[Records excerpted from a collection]
[start]

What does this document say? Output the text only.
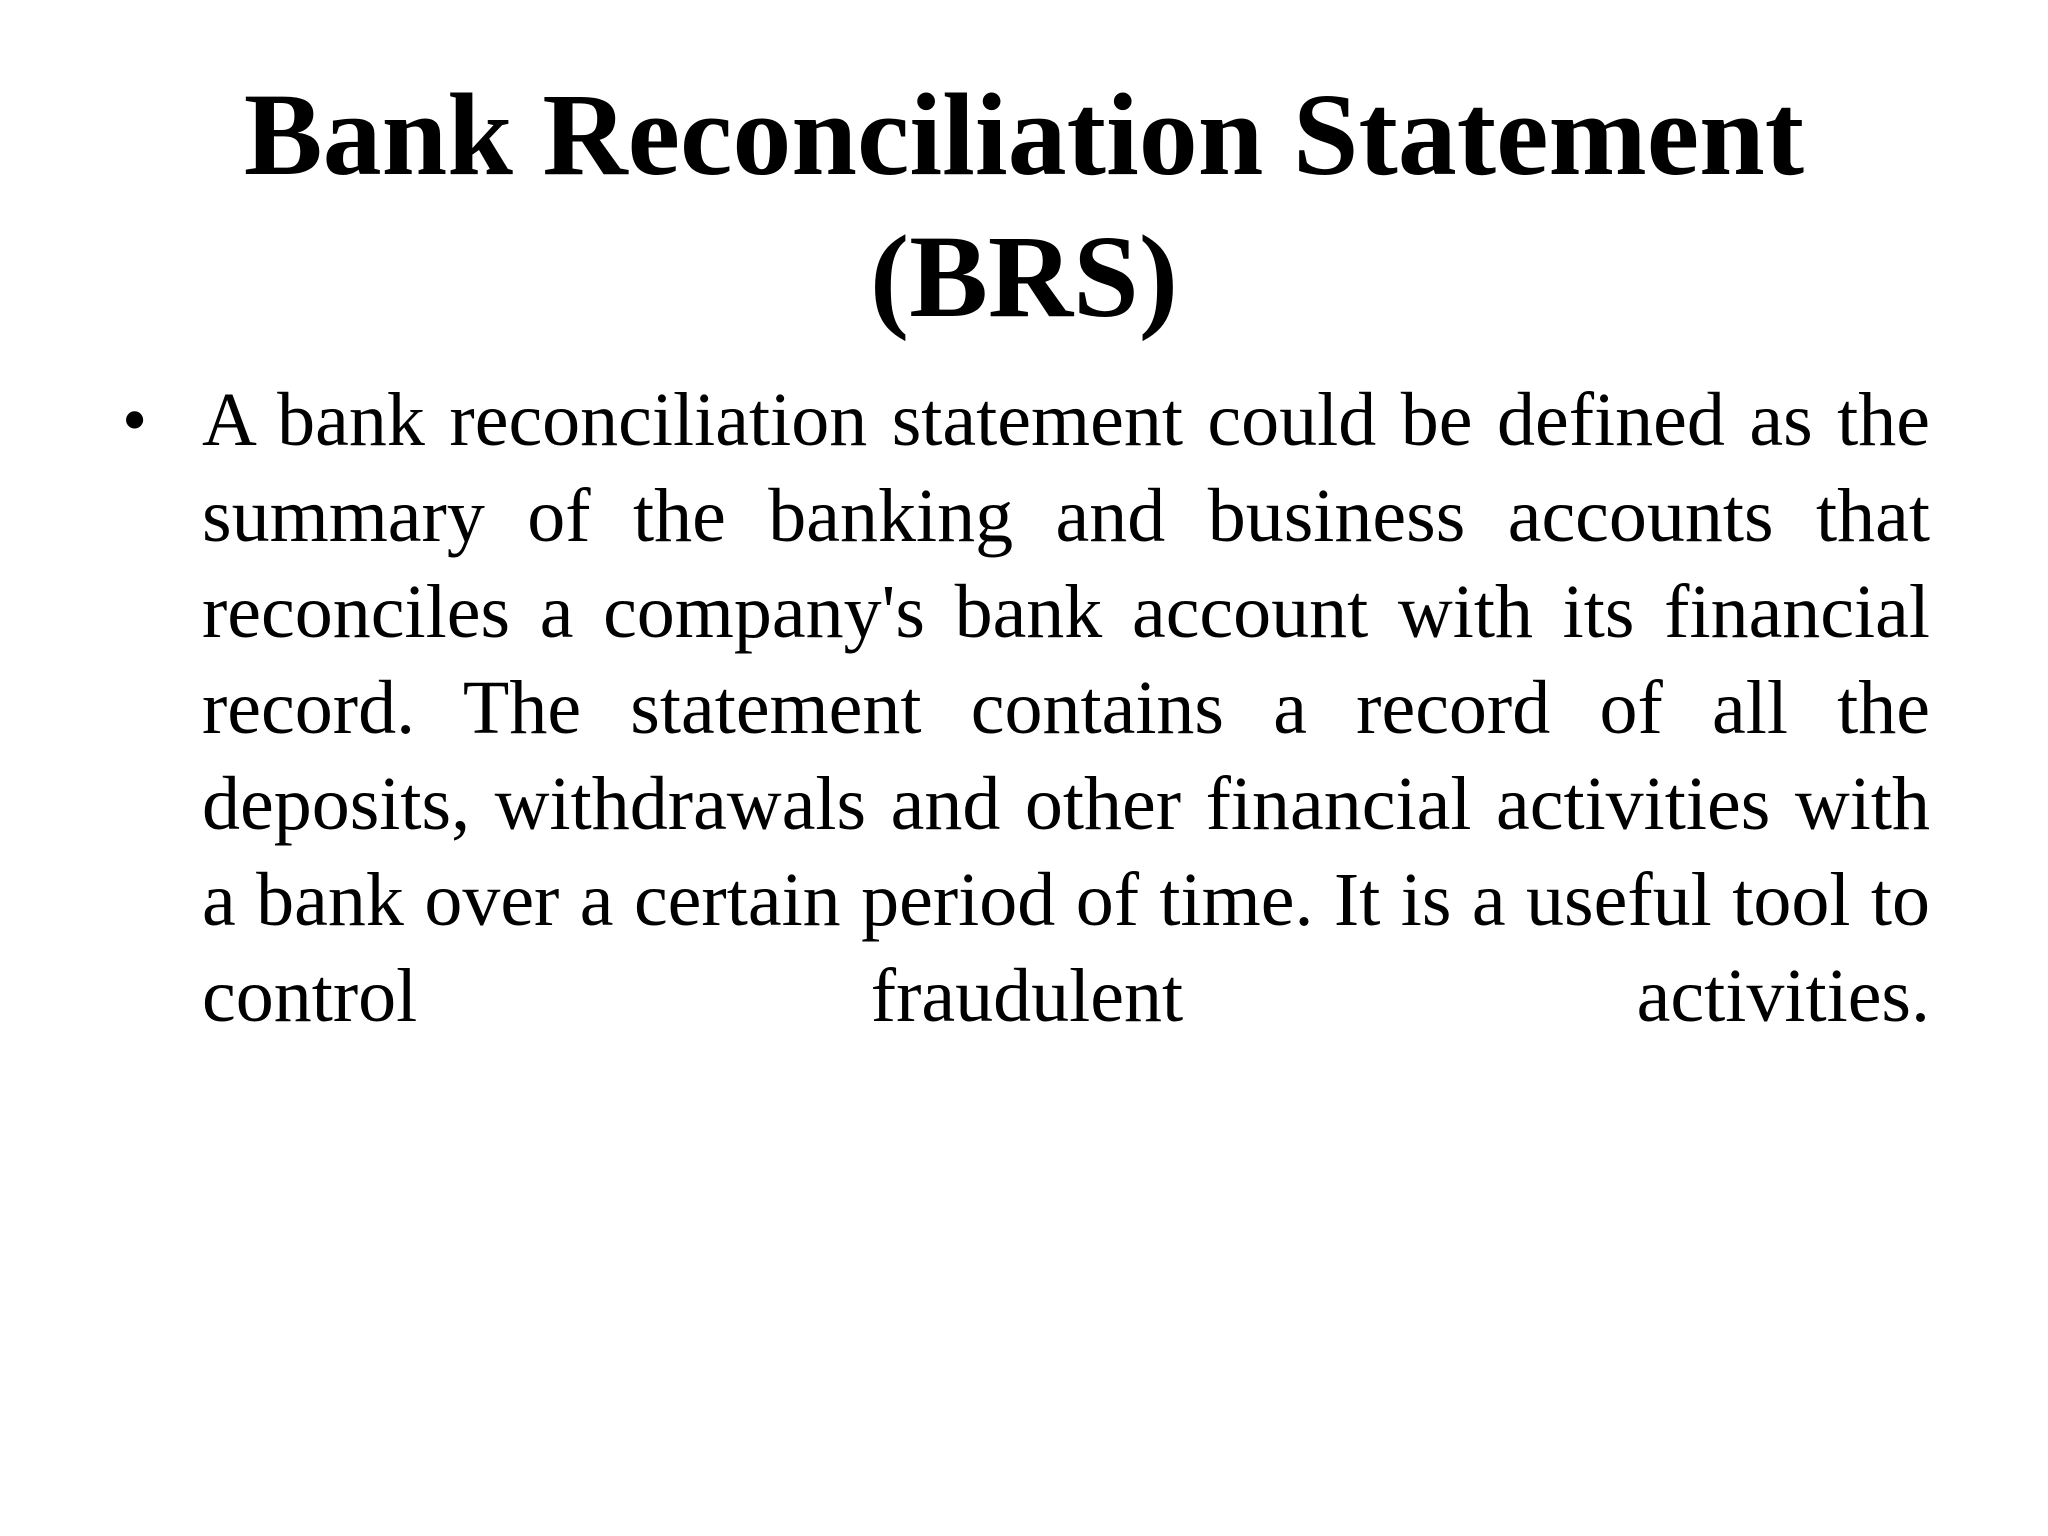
Bank Reconciliation Statement
(BRS)
• A bank reconciliation statement could be defined as the summary of the banking and business accounts that reconciles a company's bank account with its financial record. The statement contains a record of all the deposits, withdrawals and other financial activities with a bank over a certain period of time. It is a useful tool to control fraudulent activities.
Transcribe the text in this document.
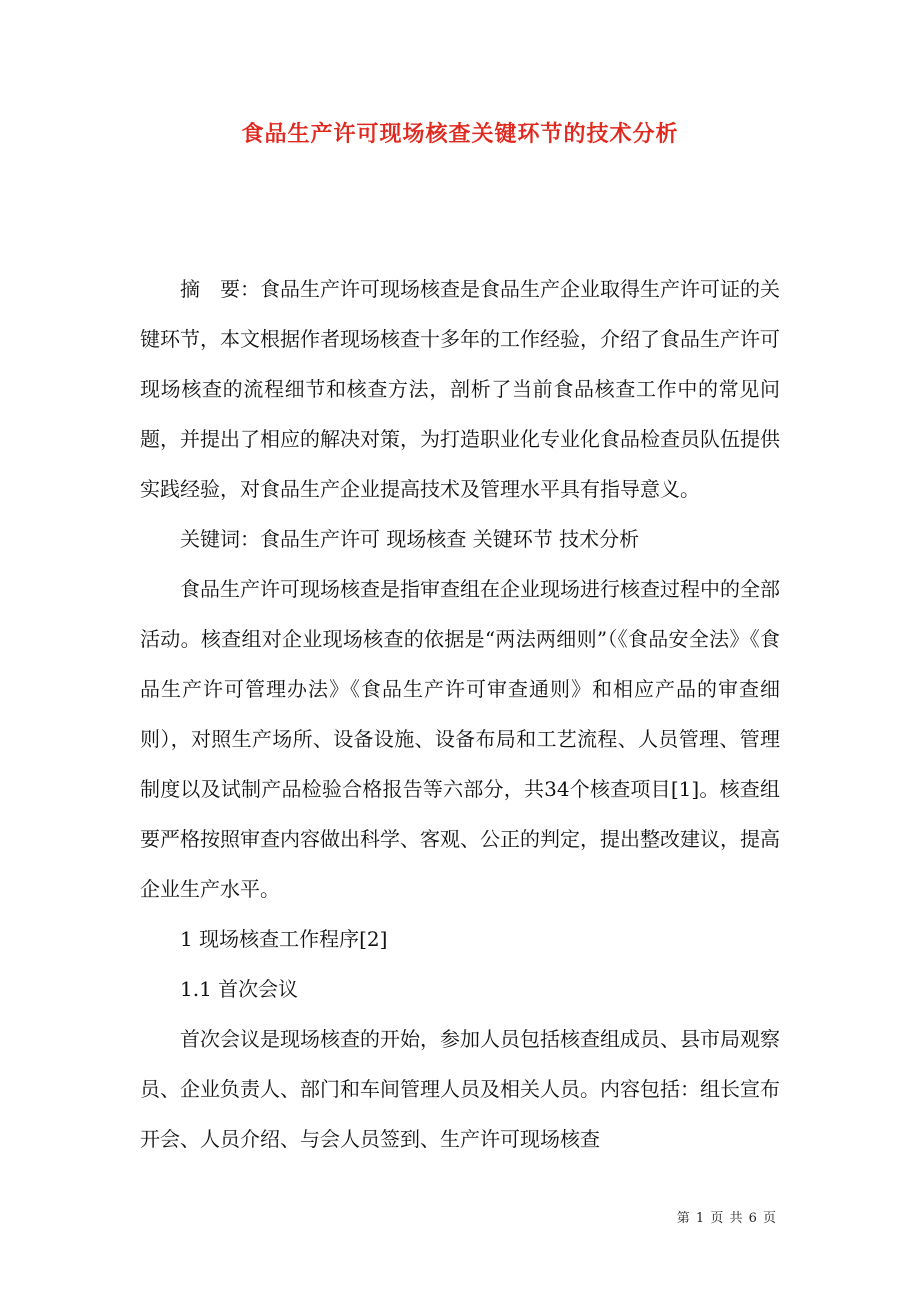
食品生产许可现场核查关键环节的技术分析

摘　要：食品生产许可现场核查是食品生产企业取得生产许可证的关键环节，本文根据作者现场核查十多年的工作经验，介绍了食品生产许可现场核查的流程细节和核查方法，剖析了当前食品核查工作中的常见问题，并提出了相应的解决对策，为打造职业化专业化食品检查员队伍提供实践经验，对食品生产企业提高技术及管理水平具有指导意义。

关键词：食品生产许可 现场核查 关键环节 技术分析

食品生产许可现场核查是指审查组在企业现场进行核查过程中的全部活动。核查组对企业现场核查的依据是“两法两细则”（《食品安全法》《食品生产许可管理办法》《食品生产许可审查通则》和相应产品的审查细则），对照生产场所、设备设施、设备布局和工艺流程、人员管理、管理制度以及试制产品检验合格报告等六部分，共34个核查项目[1]。核查组要严格按照审查内容做出科学、客观、公正的判定，提出整改建议，提高企业生产水平。

1 现场核查工作程序[2]

1.1 首次会议

首次会议是现场核查的开始，参加人员包括核查组成员、县市局观察员、企业负责人、部门和车间管理人员及相关人员。内容包括：组长宣布开会、人员介绍、与会人员签到、生产许可现场核查

第 1 页 共 6 页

[end]

**Exercise requirements:**
Show the lines of the material that contain the word "document".

**Full response:**
What does this document say? Output the text only.
Transcribe the text in this document.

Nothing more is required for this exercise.